# Start of Task data
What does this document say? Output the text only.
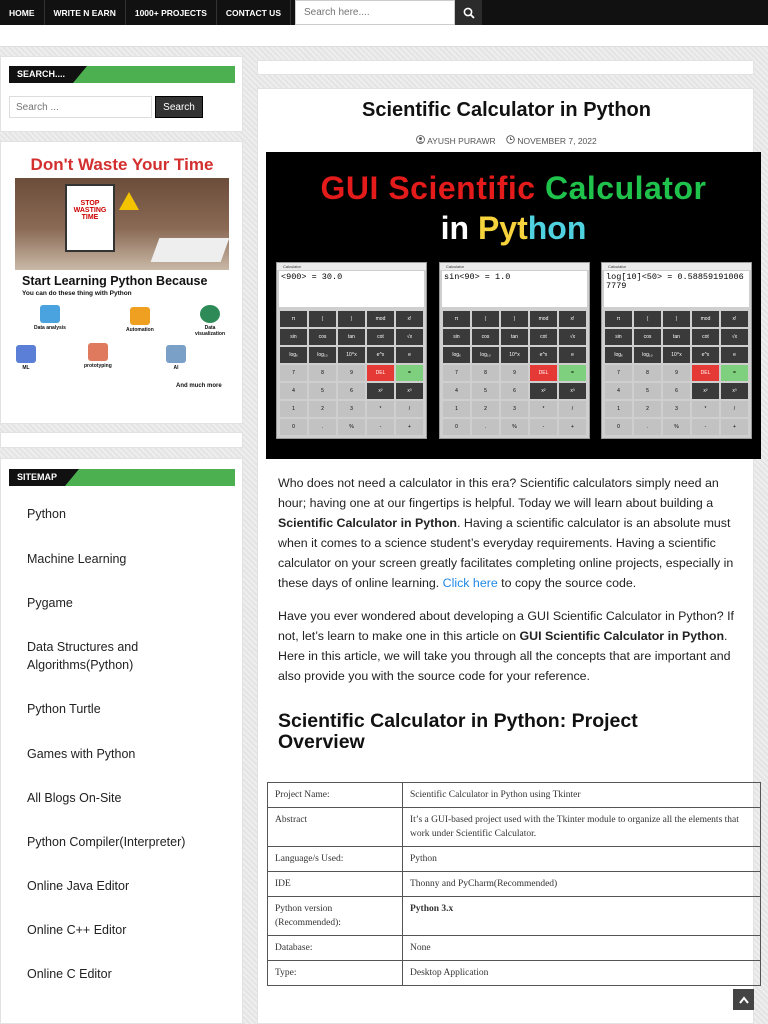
HOME	WRITE N EARN	1000+ PROJECTS	CONTACT US
Search here....
SEARCH....
Search ...
Search
Don't Waste Your Time
STOP WASTING TIME
Start Learning Python Because
You can do these thing with Python
Data analysis	Automation	Data visualization
ML	prototyping	AI
And much more
SITEMAP
Python
Machine Learning
Pygame
Data Structures and Algorithms(Python)
Python Turtle
Games with Python
All Blogs On-Site
Python Compiler(Interpreter)
Online Java Editor
Online C++ Editor
Online C Editor
Scientific Calculator in Python
AYUSH PURAWR	NOVEMBER 7, 2022
GUI Scientific Calculator
in Python
Calculator
<900> = 30.0
π	(	)	mod	x!
sin	cos	tan	cot	√x
logₓ	log₁₀	10^x	e^x	e
7	8	9	DEL	=
4	5	6	x²	x³
1	2	3	*	/
0	.	%	-	+
Calculator
sin<90> = 1.0
π	(	)	mod	x!
sin	cos	tan	cot	√x
logₓ	log₁₀	10^x	e^x	e
7	8	9	DEL	=
4	5	6	x²	x³
1	2	3	*	/
0	.	%	-	+
Calculator
log[10]<50> = 0.588591910067779
π	(	)	mod	x!
sin	cos	tan	cot	√x
logₓ	log₁₀	10^x	e^x	e
7	8	9	DEL	=
4	5	6	x²	x³
1	2	3	*	/
0	.	%	-	+
Who does not need a calculator in this era? Scientific calculators simply need an hour; having one at our fingertips is helpful. Today we will learn about building a Scientific Calculator in Python. Having a scientific calculator is an absolute must when it comes to a science student’s everyday requirements. Having a scientific calculator on your screen greatly facilitates completing online projects, especially in these days of online learning. Click here to copy the source code.
Have you ever wondered about developing a GUI Scientific Calculator in Python? If not, let’s learn to make one in this article on GUI Scientific Calculator in Python. Here in this article, we will take you through all the concepts that are important and also provide you with the source code for your reference.
Scientific Calculator in Python: Project Overview
Project Name:	Scientific Calculator in Python using Tkinter
Abstract	It’s a GUI-based project used with the Tkinter module to organize all the elements that work under Scientific Calculator.
Language/s Used:	Python
IDE	Thonny and PyCharm(Recommended)
Python version (Recommended):	Python 3.x
Database:	None
Type:	Desktop Application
# End of Task data
> _Task objective_:
Print out the material word for word, omitting the pictures.

> _Result_:
What does this document say? Output the text only.
HOME	WRITE N EARN	1000+ PROJECTS	CONTACT US
Search here....
SEARCH....
Search ...
Search
Don't Waste Your Time
STOP WASTING TIME
Start Learning Python Because
You can do these thing with Python
Data analysis	Automation	Data visualization
ML	prototyping	AI
And much more
SITEMAP
Python
Machine Learning
Pygame
Data Structures and Algorithms(Python)
Python Turtle
Games with Python
All Blogs On-Site
Python Compiler(Interpreter)
Online Java Editor
Online C++ Editor
Online C Editor
Scientific Calculator in Python
AYUSH PURAWR	NOVEMBER 7, 2022
GUI Scientific Calculator
in Python
Calculator
<900> = 30.0
π	(	)	mod	x!
sin	cos	tan	cot	√x
logₓ	log₁₀	10^x	e^x	e
7	8	9	DEL	=
4	5	6	x²	x³
1	2	3	*	/
0	.	%	-	+
Calculator
sin<90> = 1.0
π	(	)	mod	x!
sin	cos	tan	cot	√x
logₓ	log₁₀	10^x	e^x	e
7	8	9	DEL	=
4	5	6	x²	x³
1	2	3	*	/
0	.	%	-	+
Calculator
log[10]<50> = 0.588591910067779
π	(	)	mod	x!
sin	cos	tan	cot	√x
logₓ	log₁₀	10^x	e^x	e
7	8	9	DEL	=
4	5	6	x²	x³
1	2	3	*	/
0	.	%	-	+
Who does not need a calculator in this era? Scientific calculators simply need an hour; having one at our fingertips is helpful. Today we will learn about building a Scientific Calculator in Python. Having a scientific calculator is an absolute must when it comes to a science student’s everyday requirements. Having a scientific calculator on your screen greatly facilitates completing online projects, especially in these days of online learning. Click here to copy the source code.
Have you ever wondered about developing a GUI Scientific Calculator in Python? If not, let’s learn to make one in this article on GUI Scientific Calculator in Python. Here in this article, we will take you through all the concepts that are important and also provide you with the source code for your reference.
Scientific Calculator in Python: Project Overview
Project Name:	Scientific Calculator in Python using Tkinter
Abstract	It’s a GUI-based project used with the Tkinter module to organize all the elements that work under Scientific Calculator.
Language/s Used:	Python
IDE	Thonny and PyCharm(Recommended)
Python version (Recommended):	Python 3.x
Database:	None
Type:	Desktop Application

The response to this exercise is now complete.